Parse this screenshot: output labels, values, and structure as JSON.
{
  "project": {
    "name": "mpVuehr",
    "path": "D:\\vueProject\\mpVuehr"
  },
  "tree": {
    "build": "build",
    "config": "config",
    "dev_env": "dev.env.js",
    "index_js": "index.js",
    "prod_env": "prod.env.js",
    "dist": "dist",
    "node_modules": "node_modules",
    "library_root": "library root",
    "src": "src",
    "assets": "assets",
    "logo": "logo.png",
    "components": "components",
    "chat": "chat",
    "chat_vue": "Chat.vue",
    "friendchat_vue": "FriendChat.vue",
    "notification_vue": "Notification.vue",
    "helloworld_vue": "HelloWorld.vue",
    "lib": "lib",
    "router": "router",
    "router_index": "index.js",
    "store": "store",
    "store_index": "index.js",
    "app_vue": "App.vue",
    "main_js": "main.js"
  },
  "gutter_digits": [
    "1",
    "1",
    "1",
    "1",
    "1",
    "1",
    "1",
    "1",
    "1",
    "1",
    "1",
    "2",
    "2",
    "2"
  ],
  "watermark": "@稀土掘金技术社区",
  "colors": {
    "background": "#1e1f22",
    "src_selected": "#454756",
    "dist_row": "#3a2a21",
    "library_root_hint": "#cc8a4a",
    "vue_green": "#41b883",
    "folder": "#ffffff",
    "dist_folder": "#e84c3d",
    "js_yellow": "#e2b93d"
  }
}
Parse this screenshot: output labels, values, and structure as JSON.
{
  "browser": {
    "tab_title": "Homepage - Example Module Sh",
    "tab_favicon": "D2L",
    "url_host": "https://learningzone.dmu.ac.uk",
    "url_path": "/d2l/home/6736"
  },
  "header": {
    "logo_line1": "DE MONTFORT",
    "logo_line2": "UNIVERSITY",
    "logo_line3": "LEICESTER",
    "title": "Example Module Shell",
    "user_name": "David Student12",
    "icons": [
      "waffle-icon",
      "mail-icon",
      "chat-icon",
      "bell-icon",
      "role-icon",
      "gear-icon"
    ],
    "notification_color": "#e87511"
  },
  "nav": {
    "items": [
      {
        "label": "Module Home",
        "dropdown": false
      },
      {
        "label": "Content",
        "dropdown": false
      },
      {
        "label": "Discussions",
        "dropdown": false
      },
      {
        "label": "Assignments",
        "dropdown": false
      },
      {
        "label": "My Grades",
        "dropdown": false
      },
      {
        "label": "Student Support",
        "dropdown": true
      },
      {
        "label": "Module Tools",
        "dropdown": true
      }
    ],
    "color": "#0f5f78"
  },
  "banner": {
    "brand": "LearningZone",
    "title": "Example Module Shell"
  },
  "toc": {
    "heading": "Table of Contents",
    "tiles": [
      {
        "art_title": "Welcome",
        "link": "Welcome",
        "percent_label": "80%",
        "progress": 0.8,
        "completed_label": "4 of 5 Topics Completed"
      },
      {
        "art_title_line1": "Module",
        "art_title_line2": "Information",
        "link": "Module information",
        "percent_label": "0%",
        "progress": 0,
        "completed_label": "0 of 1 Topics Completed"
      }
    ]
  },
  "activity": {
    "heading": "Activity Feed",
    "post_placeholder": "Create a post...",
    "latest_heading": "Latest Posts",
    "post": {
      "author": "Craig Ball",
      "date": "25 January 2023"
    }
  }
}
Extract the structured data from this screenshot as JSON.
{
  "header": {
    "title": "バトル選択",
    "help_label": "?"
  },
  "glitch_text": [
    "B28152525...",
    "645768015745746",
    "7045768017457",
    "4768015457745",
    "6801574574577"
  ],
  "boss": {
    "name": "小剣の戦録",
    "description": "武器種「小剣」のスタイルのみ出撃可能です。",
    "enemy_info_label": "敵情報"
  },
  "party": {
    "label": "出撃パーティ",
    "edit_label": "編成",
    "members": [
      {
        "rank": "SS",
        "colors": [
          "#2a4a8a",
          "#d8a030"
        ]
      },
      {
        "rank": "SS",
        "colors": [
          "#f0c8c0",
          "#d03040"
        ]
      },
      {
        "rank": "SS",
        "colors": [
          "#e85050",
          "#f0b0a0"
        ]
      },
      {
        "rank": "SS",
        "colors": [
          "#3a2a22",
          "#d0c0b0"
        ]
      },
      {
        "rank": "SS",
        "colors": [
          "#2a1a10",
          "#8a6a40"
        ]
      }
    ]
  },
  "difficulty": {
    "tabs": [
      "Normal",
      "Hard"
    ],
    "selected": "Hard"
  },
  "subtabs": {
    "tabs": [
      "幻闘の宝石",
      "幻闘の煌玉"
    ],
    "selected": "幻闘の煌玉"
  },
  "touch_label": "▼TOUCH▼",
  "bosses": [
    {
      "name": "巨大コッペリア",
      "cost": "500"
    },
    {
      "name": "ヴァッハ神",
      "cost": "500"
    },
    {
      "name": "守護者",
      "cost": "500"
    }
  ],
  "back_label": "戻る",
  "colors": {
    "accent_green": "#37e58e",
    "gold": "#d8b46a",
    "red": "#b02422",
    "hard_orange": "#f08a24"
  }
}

> **Given problem**
Report only the count of lines that include the string "Shell".

> **Answer to this task**
2